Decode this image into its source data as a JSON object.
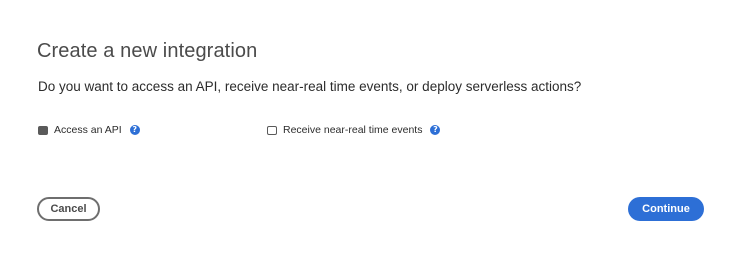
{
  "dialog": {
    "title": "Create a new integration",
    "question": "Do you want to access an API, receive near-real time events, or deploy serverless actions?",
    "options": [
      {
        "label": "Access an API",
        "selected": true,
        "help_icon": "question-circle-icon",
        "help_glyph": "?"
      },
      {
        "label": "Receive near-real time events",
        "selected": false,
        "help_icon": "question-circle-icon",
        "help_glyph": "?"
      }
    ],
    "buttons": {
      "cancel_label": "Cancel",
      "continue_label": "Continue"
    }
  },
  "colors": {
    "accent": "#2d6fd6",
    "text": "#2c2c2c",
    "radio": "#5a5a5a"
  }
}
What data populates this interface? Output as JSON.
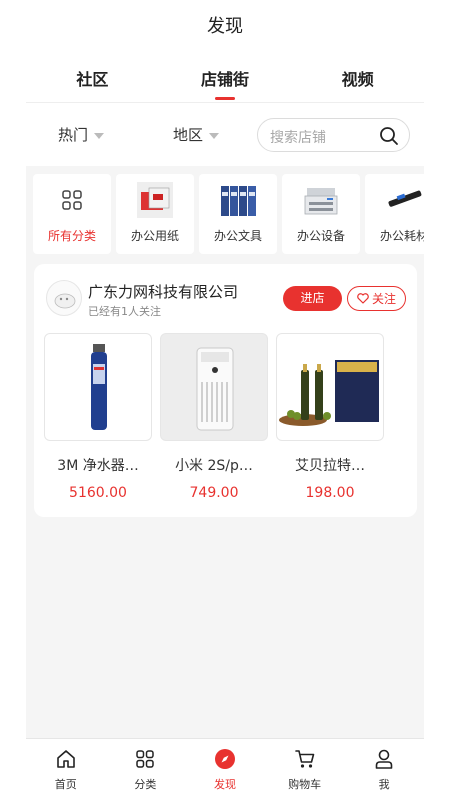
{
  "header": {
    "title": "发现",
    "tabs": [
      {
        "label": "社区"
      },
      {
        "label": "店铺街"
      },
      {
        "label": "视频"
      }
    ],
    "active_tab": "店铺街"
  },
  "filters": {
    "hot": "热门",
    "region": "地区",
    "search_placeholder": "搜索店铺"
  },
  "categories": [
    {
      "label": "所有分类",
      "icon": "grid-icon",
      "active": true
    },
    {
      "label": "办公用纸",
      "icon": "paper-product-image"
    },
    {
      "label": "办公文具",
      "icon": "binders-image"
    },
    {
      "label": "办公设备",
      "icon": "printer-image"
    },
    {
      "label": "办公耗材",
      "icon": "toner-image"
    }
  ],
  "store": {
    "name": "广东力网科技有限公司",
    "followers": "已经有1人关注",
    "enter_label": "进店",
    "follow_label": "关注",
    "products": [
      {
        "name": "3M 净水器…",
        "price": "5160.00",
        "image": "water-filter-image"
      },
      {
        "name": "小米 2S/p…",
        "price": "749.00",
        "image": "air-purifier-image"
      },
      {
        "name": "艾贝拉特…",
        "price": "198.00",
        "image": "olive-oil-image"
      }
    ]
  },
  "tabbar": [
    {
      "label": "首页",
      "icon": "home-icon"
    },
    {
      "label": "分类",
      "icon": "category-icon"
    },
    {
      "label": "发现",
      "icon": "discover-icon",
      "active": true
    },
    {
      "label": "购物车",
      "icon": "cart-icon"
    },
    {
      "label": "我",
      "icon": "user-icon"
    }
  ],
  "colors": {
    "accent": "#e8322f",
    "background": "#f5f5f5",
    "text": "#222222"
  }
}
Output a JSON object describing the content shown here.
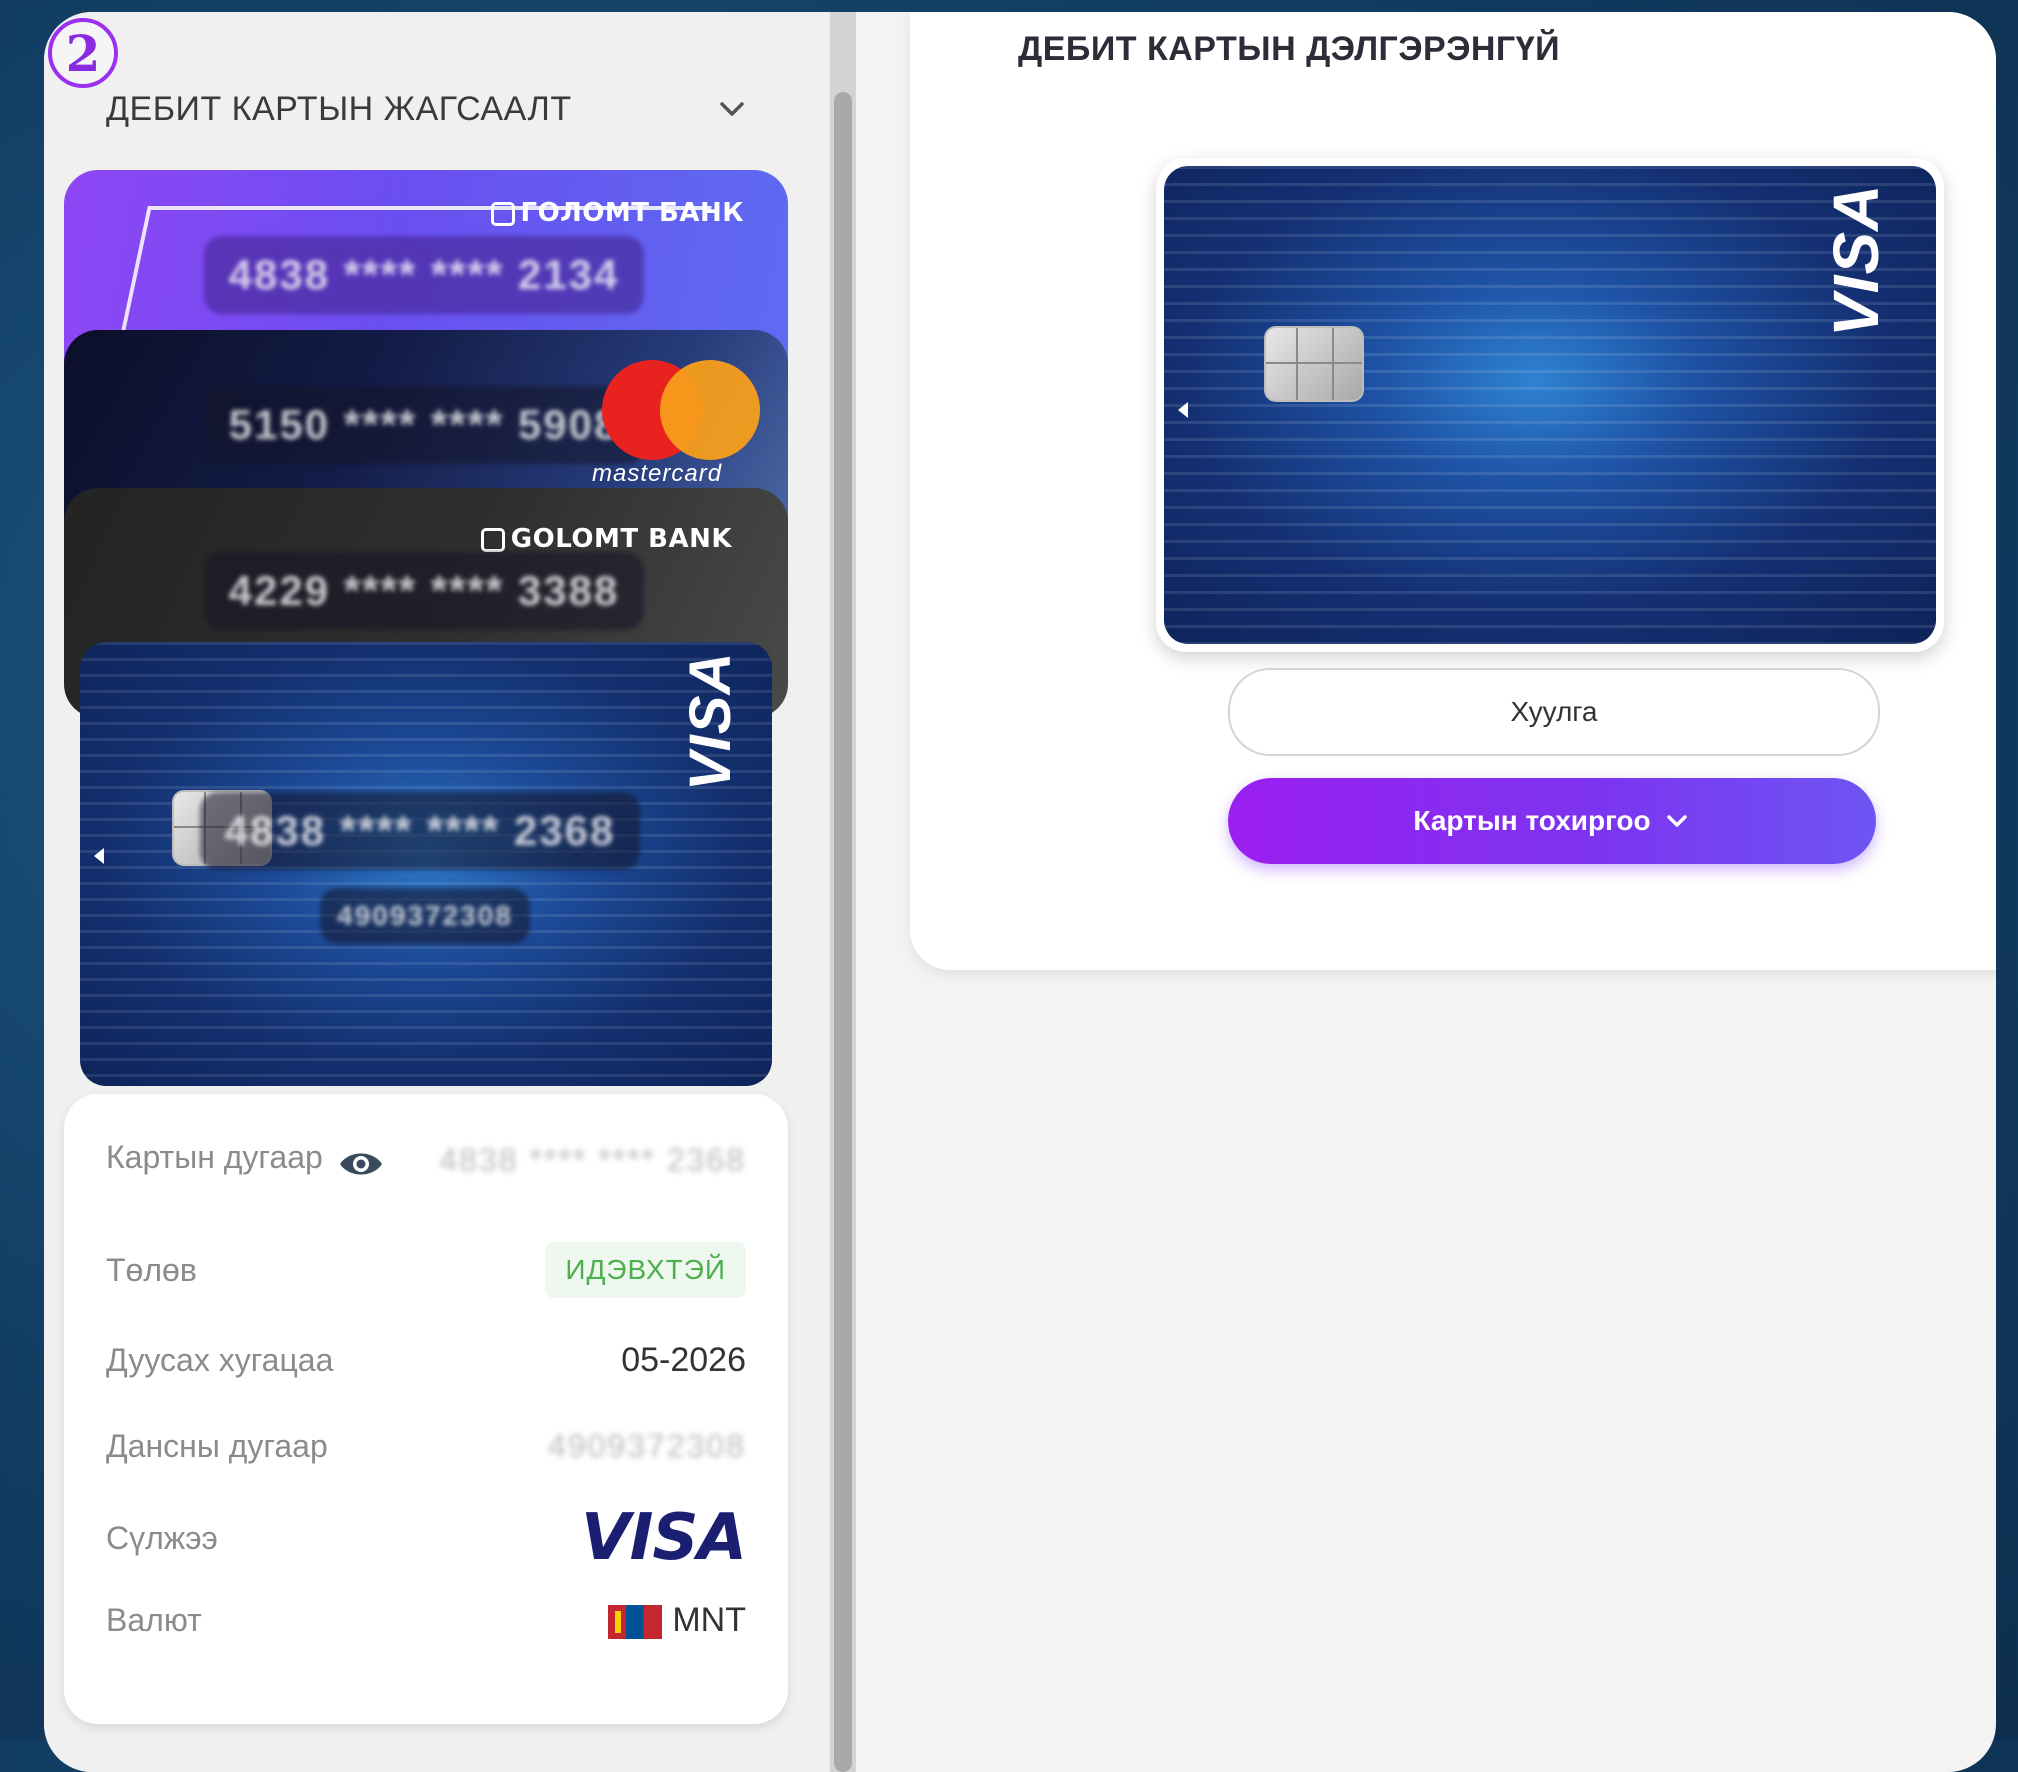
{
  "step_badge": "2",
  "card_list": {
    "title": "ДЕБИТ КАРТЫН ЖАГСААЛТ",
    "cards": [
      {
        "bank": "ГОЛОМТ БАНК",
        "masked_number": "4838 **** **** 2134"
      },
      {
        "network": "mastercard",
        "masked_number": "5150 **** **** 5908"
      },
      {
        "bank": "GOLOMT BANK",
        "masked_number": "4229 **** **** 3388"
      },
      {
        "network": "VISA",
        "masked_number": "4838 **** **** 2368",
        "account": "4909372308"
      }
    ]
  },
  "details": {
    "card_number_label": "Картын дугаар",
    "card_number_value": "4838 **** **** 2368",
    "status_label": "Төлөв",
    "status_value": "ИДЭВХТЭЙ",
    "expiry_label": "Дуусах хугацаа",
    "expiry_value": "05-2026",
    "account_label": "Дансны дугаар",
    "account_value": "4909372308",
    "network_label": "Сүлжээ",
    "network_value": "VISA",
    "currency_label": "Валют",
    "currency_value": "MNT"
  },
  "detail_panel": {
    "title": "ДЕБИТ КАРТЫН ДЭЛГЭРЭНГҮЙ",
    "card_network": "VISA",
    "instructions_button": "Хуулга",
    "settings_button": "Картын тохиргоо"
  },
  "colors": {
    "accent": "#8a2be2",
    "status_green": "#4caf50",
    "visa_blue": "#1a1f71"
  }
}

- - -

From the entries above, extract every line where the word "object" appears.

*IN RESPONSE*:
Decode this image into its source data as a JSON object.
Output a JSON object describing the content shown here.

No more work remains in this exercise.